**The tasks**
1. Answer these from the passage on the Second Council of Nicaea:
(a) In what year did the council meet?
(b) How many years after the Council of Hieria was it overturned by the Second Council of Nicaea?
(c) Whom did Pope Adrian I send as his legates?
2. Reproduce the part of the passage on the Second Council of Nicaea between "The Second Council of Nicaea is" and "the suppression official.", inclusive.

The Second Council of Nicaea is recognized as the last of the first seven ecumenical councils by the Eastern Orthodox Church and the Catholic Church. In addition, it is also recognized as such by the Old Catholics, the Anglican Communion, and others. Protestant opinions on it are varied.

It met in AD 787 in Nicaea (site of the First Council of Nicaea; present-day İznik, Bursa, in Turkey), to restore the use and veneration of icons (or holy images), which had been suppressed by imperial edict inside the Byzantine Empire during the reign of Leo III (717–741).  His son, Constantine V (741–775), had held the Council of Hieria to make the suppression official.

Background 

The veneration of icons had been banned by Byzantine Emperor Constantine V and supported by his Council of Hieria (754 AD), which had described itself as the seventh ecumenical council. The Council of Hieria was overturned by the Second Council of Nicaea only 33 years later, and has also been rejected by Catholic and Orthodox churches, since none of the five major patriarchs were represented.  The emperor's vigorous enforcement of the ban included persecution of those who venerated icons and of monks in general. There were also political overtones to the persecution—images of emperors were still allowed by Constantine, which some opponents saw as an attempt to give wider authority to imperial power than to the saints and bishops. Constantine's iconoclastic tendencies were shared by Constantine's son, Leo IV.  After the latter's early death, his widow, Irene of Athens, as regent for her son, began its restoration for personal inclination and political considerations.

In 784 the imperial secretary Patriarch Tarasius was appointed successor to the Patriarch Paul IV—he accepted on the condition that intercommunion with the other churches should be reestablished; that is, that the images should be restored. However, a council, claiming to be ecumenical, had abolished the veneration of icons, so another ecumenical council was necessary for its restoration.

Pope Adrian I was invited to participate, and gladly accepted, sending an archbishop and an abbot as his legates.

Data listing
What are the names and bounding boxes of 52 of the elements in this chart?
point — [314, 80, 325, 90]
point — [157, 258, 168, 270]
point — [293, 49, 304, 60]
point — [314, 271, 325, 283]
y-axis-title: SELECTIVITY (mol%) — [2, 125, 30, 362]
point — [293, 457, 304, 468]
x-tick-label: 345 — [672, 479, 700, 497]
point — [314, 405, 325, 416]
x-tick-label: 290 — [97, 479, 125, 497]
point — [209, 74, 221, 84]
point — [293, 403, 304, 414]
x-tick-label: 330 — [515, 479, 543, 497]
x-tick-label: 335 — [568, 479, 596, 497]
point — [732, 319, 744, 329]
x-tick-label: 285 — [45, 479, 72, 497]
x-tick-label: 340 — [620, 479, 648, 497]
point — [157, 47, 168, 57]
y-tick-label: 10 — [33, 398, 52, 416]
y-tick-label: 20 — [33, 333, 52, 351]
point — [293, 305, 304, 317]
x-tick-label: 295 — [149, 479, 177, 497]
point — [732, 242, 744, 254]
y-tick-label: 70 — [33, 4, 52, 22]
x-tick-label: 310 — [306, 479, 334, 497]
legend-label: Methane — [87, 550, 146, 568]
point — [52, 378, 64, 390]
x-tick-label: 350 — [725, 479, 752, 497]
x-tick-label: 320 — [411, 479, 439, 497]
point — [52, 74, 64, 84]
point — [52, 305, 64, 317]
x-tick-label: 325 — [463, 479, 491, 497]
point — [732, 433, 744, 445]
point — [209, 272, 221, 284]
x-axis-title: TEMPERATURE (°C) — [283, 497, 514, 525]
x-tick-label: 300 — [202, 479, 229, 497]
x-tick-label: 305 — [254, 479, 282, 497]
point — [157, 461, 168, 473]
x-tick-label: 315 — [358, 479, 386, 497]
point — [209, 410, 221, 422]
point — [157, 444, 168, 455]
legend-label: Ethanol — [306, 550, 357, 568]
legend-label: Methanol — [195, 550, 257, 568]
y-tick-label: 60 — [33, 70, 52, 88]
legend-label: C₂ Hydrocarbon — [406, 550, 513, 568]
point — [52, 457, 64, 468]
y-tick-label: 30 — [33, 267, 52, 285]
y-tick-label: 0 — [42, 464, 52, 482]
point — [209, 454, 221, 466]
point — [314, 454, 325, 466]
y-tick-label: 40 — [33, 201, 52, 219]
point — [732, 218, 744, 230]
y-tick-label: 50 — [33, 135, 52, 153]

**Answers to the exercise**
1.
(a) AD 787
(b) 33 years
(c) An archbishop and an abbot

2.
The Second Council of Nicaea is recognized as the last of the first seven ecumenical councils by the Eastern Orthodox Church and the Catholic Church. In addition, it is also recognized as such by the Old Catholics, the Anglican Communion, and others. Protestant opinions on it are varied.

It met in AD 787 in Nicaea (site of the First Council of Nicaea; present-day İznik, Bursa, in Turkey), to restore the use and veneration of icons (or holy images), which had been suppressed by imperial edict inside the Byzantine Empire during the reign of Leo III (717–741).  His son, Constantine V (741–775), had held the Council of Hieria to make the suppression official.